- **Exercise goal**
Every entry below must be repeated exactly; skip the pictures.

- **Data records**
┏━━

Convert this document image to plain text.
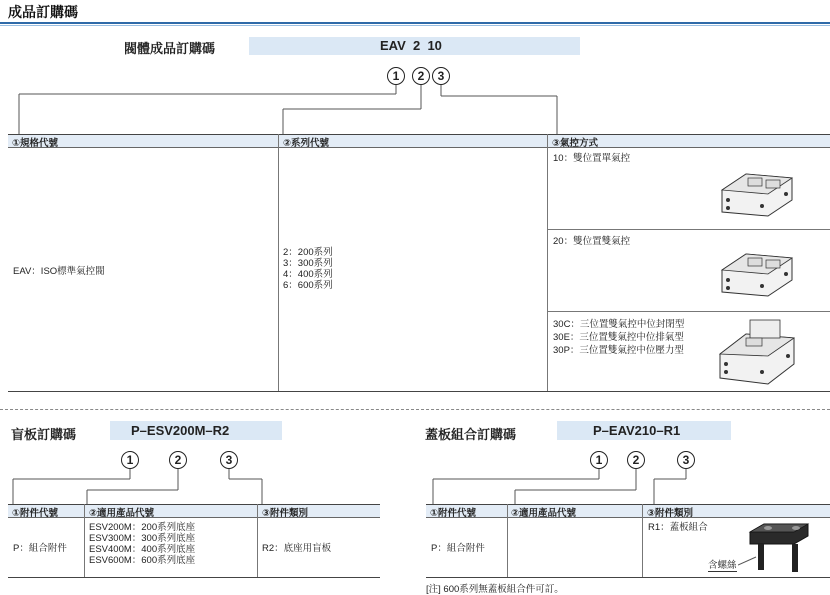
成品訂購碼
閥體成品訂購碼	EAV  2  10
1	2	3
①規格代號	②系列代號	③氣控方式
EAV：ISO標準氣控閥
2：200系列
3：300系列
4：400系列
6：600系列
10：雙位置單氣控
20：雙位置雙氣控
30C：三位置雙氣控中位封閉型
30E：三位置雙氣控中位排氣型
30P：三位置雙氣控中位壓力型
盲板訂購碼	P–ESV200M–R2
1	2	3
①附件代號	②適用產品代號	③附件類別
P：組合附件
ESV200M：200系列底座
ESV300M：300系列底座
ESV400M：400系列底座
ESV600M：600系列底座
R2：底座用盲板
蓋板組合訂購碼	P–EAV210–R1
1	2	3
①附件代號	②適用產品代號	③附件類別
P：組合附件
R1：蓋板組合
含螺絲
[注] 600系列無蓋板組合件可訂。
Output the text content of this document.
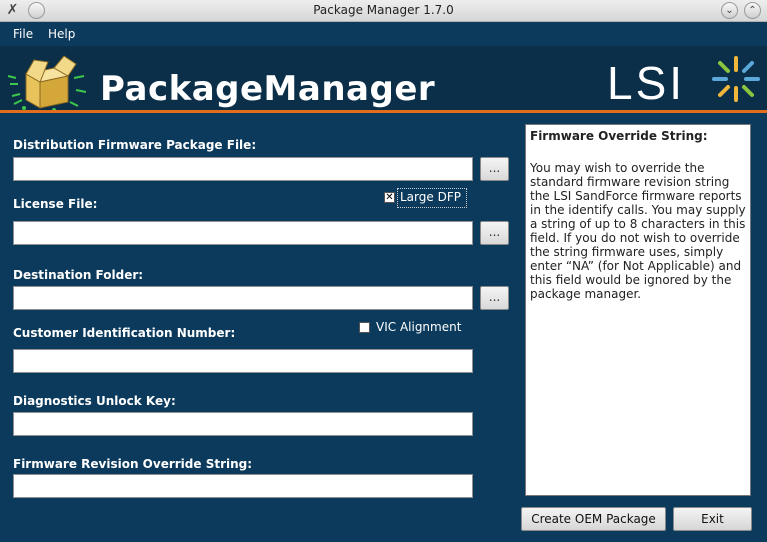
✗	Package Manager 1.7.0	⌄	⌃
File Help
PackageManager	LSI
Distribution Firmware Package File:
...
✕ Large DFP
License File:
...
Destination Folder:
...
VIC Alignment
Customer Identification Number:
Diagnostics Unlock Key:
Firmware Revision Override String:
Firmware Override String:

You may wish to override the standard firmware revision string the LSI SandForce firmware reports in the identify calls. You may supply a string of up to 8 characters in this field. If you do not wish to override the string firmware uses, simply enter “NA” (for Not Applicable) and this field would be ignored by the package manager.

Create OEM Package	Exit
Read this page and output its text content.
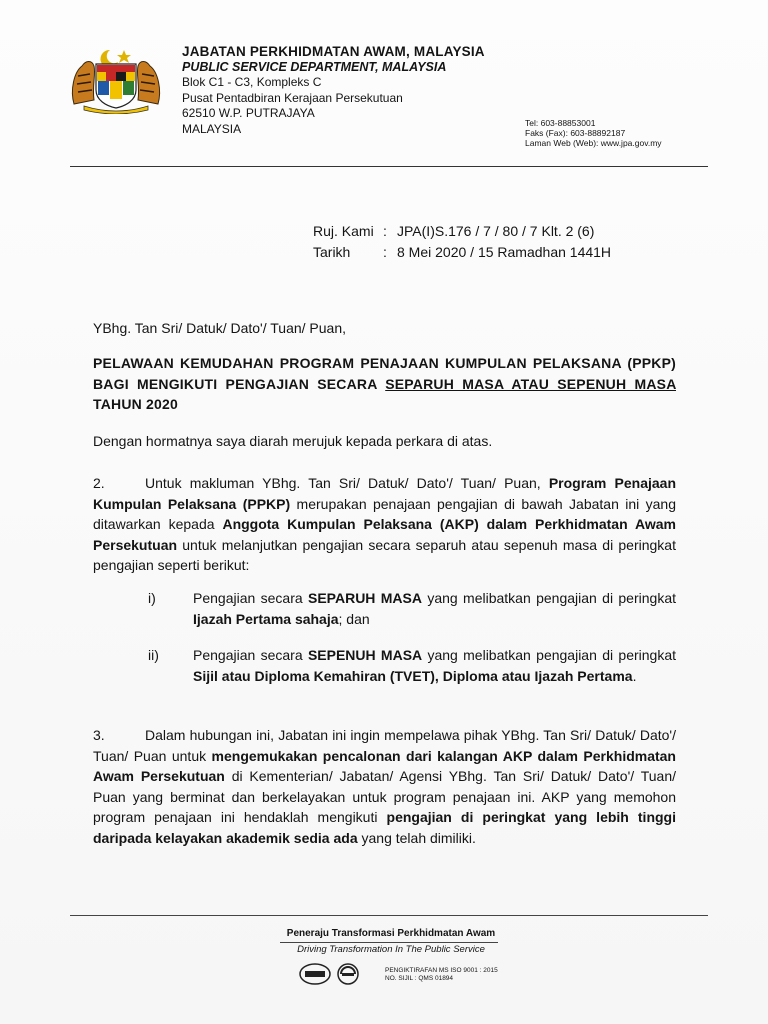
JABATAN PERKHIDMATAN AWAM, MALAYSIA
PUBLIC SERVICE DEPARTMENT, MALAYSIA
Blok C1 - C3, Kompleks C
Pusat Pentadbiran Kerajaan Persekutuan
62510 W.P. PUTRAJAYA
MALAYSIA	Tel: 603-88853001
Faks (Fax): 603-88892187
Laman Web (Web): www.jpa.gov.my
Ruj. Kami : JPA(I)S.176 / 7 / 80 / 7 Klt. 2 (6)
Tarikh	: 8 Mei 2020 / 15 Ramadhan 1441H
YBhg. Tan Sri/ Datuk/ Dato'/ Tuan/ Puan,
PELAWAAN KEMUDAHAN PROGRAM PENAJAAN KUMPULAN PELAKSANA (PPKP) BAGI MENGIKUTI PENGAJIAN SECARA SEPARUH MASA ATAU SEPENUH MASA TAHUN 2020
Dengan hormatnya saya diarah merujuk kepada perkara di atas.
2.	Untuk makluman YBhg. Tan Sri/ Datuk/ Dato'/ Tuan/ Puan, Program Penajaan Kumpulan Pelaksana (PPKP) merupakan penajaan pengajian di bawah Jabatan ini yang ditawarkan kepada Anggota Kumpulan Pelaksana (AKP) dalam Perkhidmatan Awam Persekutuan untuk melanjutkan pengajian secara separuh atau sepenuh masa di peringkat pengajian seperti berikut:
i)	Pengajian secara SEPARUH MASA yang melibatkan pengajian di peringkat Ijazah Pertama sahaja; dan
ii)	Pengajian secara SEPENUH MASA yang melibatkan pengajian di peringkat Sijil atau Diploma Kemahiran (TVET), Diploma atau Ijazah Pertama.
3.	Dalam hubungan ini, Jabatan ini ingin mempelawa pihak YBhg. Tan Sri/ Datuk/ Dato'/ Tuan/ Puan untuk mengemukakan pencalonan dari kalangan AKP dalam Perkhidmatan Awam Persekutuan di Kementerian/ Jabatan/ Agensi YBhg. Tan Sri/ Datuk/ Dato'/ Tuan/ Puan yang berminat dan berkelayakan untuk program penajaan ini. AKP yang memohon program penajaan ini hendaklah mengikuti pengajian di peringkat yang lebih tinggi daripada kelayakan akademik sedia ada yang telah dimiliki.
Peneraju Transformasi Perkhidmatan Awam
Driving Transformation In The Public Service
PENGIKTIRAFAN MS ISO 9001 : 2015
NO. SIJIL : QMS 01894
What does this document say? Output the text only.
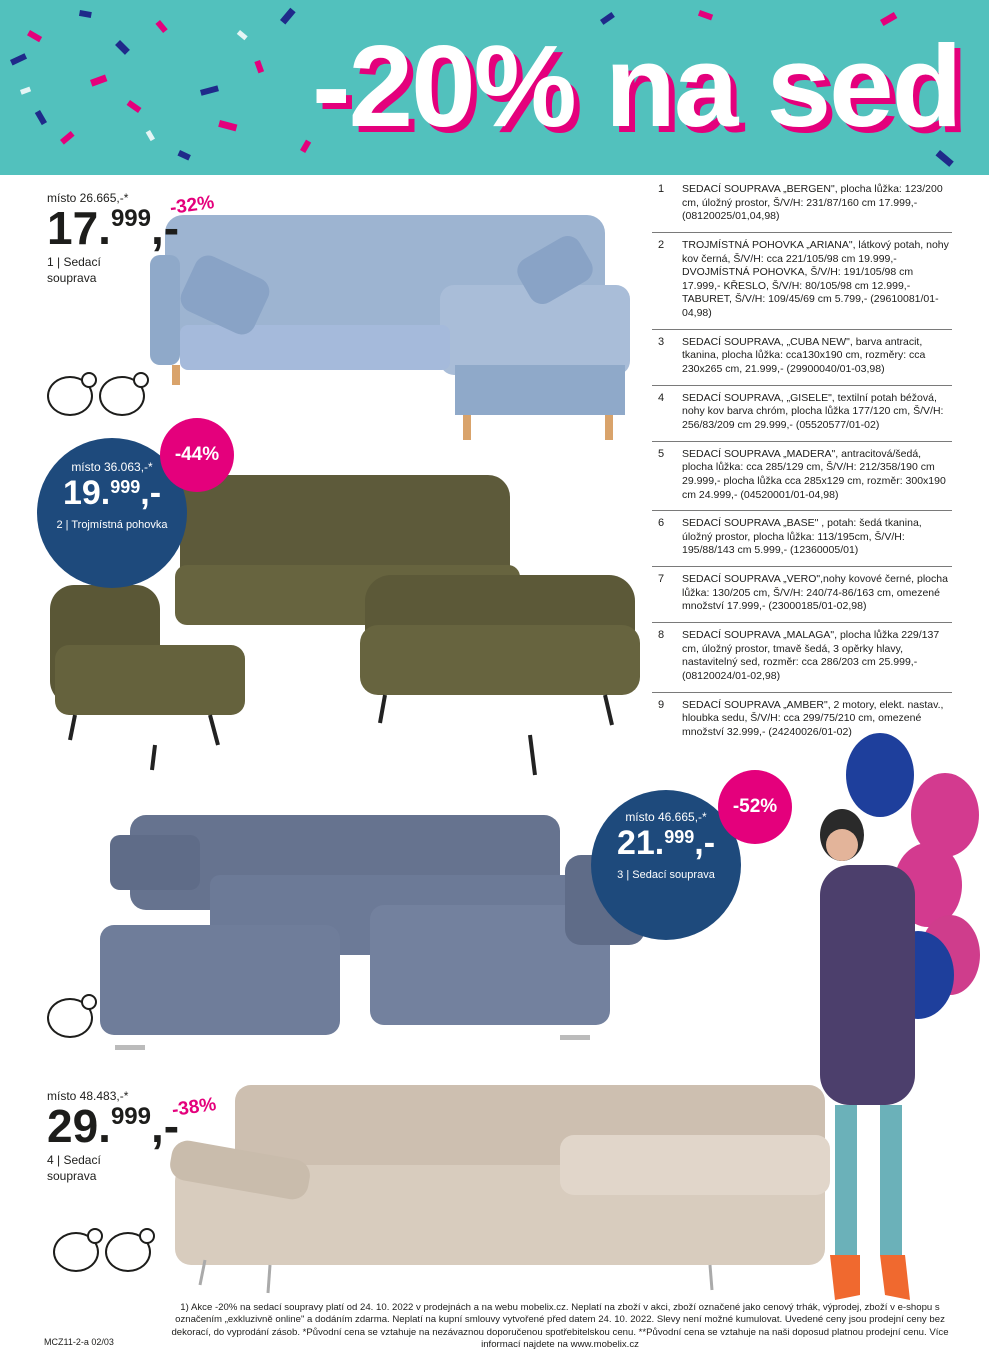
-20% na sed
místo 26.665,-*
17.999,-
1 | Sedací
souprava
-32%
místo 36.063,-*
19.999,-
2 | Trojmístná pohovka
-44%
místo 46.665,-*
21.999,-
3 | Sedací souprava
-52%
místo 48.483,-*
29.999,-
4 | Sedací
souprava
-38%
1	SEDACÍ SOUPRAVA „BERGEN", plocha lůžka: 123/200 cm, úložný prostor, Š/V/H: 231/87/160 cm 17.999,- (08120025/01,04,98)
2	TROJMÍSTNÁ POHOVKA „ARIANA", látkový potah, nohy kov černá, Š/V/H: cca 221/105/98 cm 19.999,- DVOJMÍSTNÁ POHOVKA, Š/V/H: 191/105/98 cm 17.999,- KŘESLO, Š/V/H: 80/105/98 cm 12.999,- TABURET, Š/V/H: 109/45/69 cm 5.799,- (29610081/01-04,98)
3	SEDACÍ SOUPRAVA, „CUBA NEW", barva antracit, tkanina, plocha lůžka: cca130x190 cm, rozměry: cca 230x265 cm, 21.999,- (29900040/01-03,98)
4	SEDACÍ SOUPRAVA, „GISELE", textilní potah béžová, nohy kov barva chróm, plocha lůžka 177/120 cm, Š/V/H: 256/83/209 cm 29.999,- (05520577/01-02)
5	SEDACÍ SOUPRAVA „MADERA", antracitová/šedá, plocha lůžka: cca 285/129 cm, Š/V/H: 212/358/190 cm 29.999,- plocha lůžka cca 285x129 cm, rozměr: 300x190 cm 24.999,- (04520001/01-04,98)
6	SEDACÍ SOUPRAVA „BASE" , potah: šedá tkanina, úložný prostor, plocha lůžka: 113/195cm, Š/V/H: 195/88/143 cm 5.999,- (12360005/01)
7	SEDACÍ SOUPRAVA „VERO",nohy kovové černé, plocha lůžka: 130/205 cm, Š/V/H: 240/74-86/163 cm, omezené množství 17.999,- (23000185/01-02,98)
8	SEDACÍ SOUPRAVA „MALAGA", plocha lůžka 229/137 cm, úložný prostor, tmavě šedá, 3 opěrky hlavy, nastavitelný sed, rozměr: cca 286/203 cm 25.999,- (08120024/01-02,98)
9	SEDACÍ SOUPRAVA „AMBER", 2 motory, elekt. nastav., hloubka sedu, Š/V/H: cca 299/75/210 cm, omezené množství 32.999,- (24240026/01-02)
1) Akce -20% na sedací soupravy platí od 24. 10. 2022 v prodejnách a na webu mobelix.cz. Neplatí na zboží v akci, zboží označené jako cenový trhák, výprodej, zboží v e-shopu s označením „exkluzivně online" a dodáním zdarma. Neplatí na kupní smlouvy vytvořené před datem 24. 10. 2022. Slevy není možné kumulovat. Uvedené ceny jsou prodejní ceny bez dekorací, do vyprodání zásob. *Původní cena se vztahuje na nezávaznou doporučenou spotřebitelskou cenu. **Původní cena se vztahuje na naši doposud platnou prodejní cenu. Více informací najdete na www.mobelix.cz
MCZ11-2-a 02/03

┗━━

- **Final result**
Convert this document image to plain text.
成品訂購碼
閥體成品訂購碼	EAV  2  10
1	2	3
①規格代號	②系列代號	③氣控方式
EAV：ISO標準氣控閥
2：200系列
3：300系列
4：400系列
6：600系列
10：雙位置單氣控
20：雙位置雙氣控
30C：三位置雙氣控中位封閉型
30E：三位置雙氣控中位排氣型
30P：三位置雙氣控中位壓力型
盲板訂購碼	P–ESV200M–R2
1	2	3
①附件代號	②適用產品代號	③附件類別
P：組合附件
ESV200M：200系列底座
ESV300M：300系列底座
ESV400M：400系列底座
ESV600M：600系列底座
R2：底座用盲板
蓋板組合訂購碼	P–EAV210–R1
1	2	3
①附件代號	②適用產品代號	③附件類別
P：組合附件
R1：蓋板組合
含螺絲
[注] 600系列無蓋板組合件可訂。
Output the text content of this document.
✗	Package Manager 1.7.0	⌄	⌃
File Help
PackageManager	LSI
Distribution Firmware Package File:
...
✕ Large DFP
License File:
...
Destination Folder:
...
VIC Alignment
Customer Identification Number:
Diagnostics Unlock Key:
Firmware Revision Override String:
Firmware Override String:

You may wish to override the standard firmware revision string the LSI SandForce firmware reports in the identify calls. You may supply a string of up to 8 characters in this field. If you do not wish to override the string firmware uses, simply enter “NA” (for Not Applicable) and this field would be ignored by the package manager.

Create OEM Package	Exit
Read this page and output its text content.
JABATAN PERKHIDMATAN AWAM, MALAYSIA
PUBLIC SERVICE DEPARTMENT, MALAYSIA
Blok C1 - C3, Kompleks C
Pusat Pentadbiran Kerajaan Persekutuan
62510 W.P. PUTRAJAYA
MALAYSIA	Tel: 603-88853001
Faks (Fax): 603-88892187
Laman Web (Web): www.jpa.gov.my
Ruj. Kami : JPA(I)S.176 / 7 / 80 / 7 Klt. 2 (6)
Tarikh	: 8 Mei 2020 / 15 Ramadhan 1441H
YBhg. Tan Sri/ Datuk/ Dato'/ Tuan/ Puan,
PELAWAAN KEMUDAHAN PROGRAM PENAJAAN KUMPULAN PELAKSANA (PPKP) BAGI MENGIKUTI PENGAJIAN SECARA SEPARUH MASA ATAU SEPENUH MASA TAHUN 2020
Dengan hormatnya saya diarah merujuk kepada perkara di atas.
2.	Untuk makluman YBhg. Tan Sri/ Datuk/ Dato'/ Tuan/ Puan, Program Penajaan Kumpulan Pelaksana (PPKP) merupakan penajaan pengajian di bawah Jabatan ini yang ditawarkan kepada Anggota Kumpulan Pelaksana (AKP) dalam Perkhidmatan Awam Persekutuan untuk melanjutkan pengajian secara separuh atau sepenuh masa di peringkat pengajian seperti berikut:
i)	Pengajian secara SEPARUH MASA yang melibatkan pengajian di peringkat Ijazah Pertama sahaja; dan
ii)	Pengajian secara SEPENUH MASA yang melibatkan pengajian di peringkat Sijil atau Diploma Kemahiran (TVET), Diploma atau Ijazah Pertama.
3.	Dalam hubungan ini, Jabatan ini ingin mempelawa pihak YBhg. Tan Sri/ Datuk/ Dato'/ Tuan/ Puan untuk mengemukakan pencalonan dari kalangan AKP dalam Perkhidmatan Awam Persekutuan di Kementerian/ Jabatan/ Agensi YBhg. Tan Sri/ Datuk/ Dato'/ Tuan/ Puan yang berminat dan berkelayakan untuk program penajaan ini. AKP yang memohon program penajaan ini hendaklah mengikuti pengajian di peringkat yang lebih tinggi daripada kelayakan akademik sedia ada yang telah dimiliki.
Peneraju Transformasi Perkhidmatan Awam
Driving Transformation In The Public Service
PENGIKTIRAFAN MS ISO 9001 : 2015
NO. SIJIL : QMS 01894
What does this document say? Output the text only.
-20% na sed
místo 26.665,-*
17.999,-
1 | Sedací
souprava
-32%
místo 36.063,-*
19.999,-
2 | Trojmístná pohovka
-44%
místo 46.665,-*
21.999,-
3 | Sedací souprava
-52%
místo 48.483,-*
29.999,-
4 | Sedací
souprava
-38%
1	SEDACÍ SOUPRAVA „BERGEN", plocha lůžka: 123/200 cm, úložný prostor, Š/V/H: 231/87/160 cm 17.999,- (08120025/01,04,98)
2	TROJMÍSTNÁ POHOVKA „ARIANA", látkový potah, nohy kov černá, Š/V/H: cca 221/105/98 cm 19.999,- DVOJMÍSTNÁ POHOVKA, Š/V/H: 191/105/98 cm 17.999,- KŘESLO, Š/V/H: 80/105/98 cm 12.999,- TABURET, Š/V/H: 109/45/69 cm 5.799,- (29610081/01-04,98)
3	SEDACÍ SOUPRAVA, „CUBA NEW", barva antracit, tkanina, plocha lůžka: cca130x190 cm, rozměry: cca 230x265 cm, 21.999,- (29900040/01-03,98)
4	SEDACÍ SOUPRAVA, „GISELE", textilní potah béžová, nohy kov barva chróm, plocha lůžka 177/120 cm, Š/V/H: 256/83/209 cm 29.999,- (05520577/01-02)
5	SEDACÍ SOUPRAVA „MADERA", antracitová/šedá, plocha lůžka: cca 285/129 cm, Š/V/H: 212/358/190 cm 29.999,- plocha lůžka cca 285x129 cm, rozměr: 300x190 cm 24.999,- (04520001/01-04,98)
6	SEDACÍ SOUPRAVA „BASE" , potah: šedá tkanina, úložný prostor, plocha lůžka: 113/195cm, Š/V/H: 195/88/143 cm 5.999,- (12360005/01)
7	SEDACÍ SOUPRAVA „VERO",nohy kovové černé, plocha lůžka: 130/205 cm, Š/V/H: 240/74-86/163 cm, omezené množství 17.999,- (23000185/01-02,98)
8	SEDACÍ SOUPRAVA „MALAGA", plocha lůžka 229/137 cm, úložný prostor, tmavě šedá, 3 opěrky hlavy, nastavitelný sed, rozměr: cca 286/203 cm 25.999,- (08120024/01-02,98)
9	SEDACÍ SOUPRAVA „AMBER", 2 motory, elekt. nastav., hloubka sedu, Š/V/H: cca 299/75/210 cm, omezené množství 32.999,- (24240026/01-02)
1) Akce -20% na sedací soupravy platí od 24. 10. 2022 v prodejnách a na webu mobelix.cz. Neplatí na zboží v akci, zboží označené jako cenový trhák, výprodej, zboží v e-shopu s označením „exkluzivně online" a dodáním zdarma. Neplatí na kupní smlouvy vytvořené před datem 24. 10. 2022. Slevy není možné kumulovat. Uvedené ceny jsou prodejní ceny bez dekorací, do vyprodání zásob. *Původní cena se vztahuje na nezávaznou doporučenou spotřebitelskou cenu. **Původní cena se vztahuje na naši doposud platnou prodejní cenu. Více informací najdete na www.mobelix.cz
MCZ11-2-a 02/03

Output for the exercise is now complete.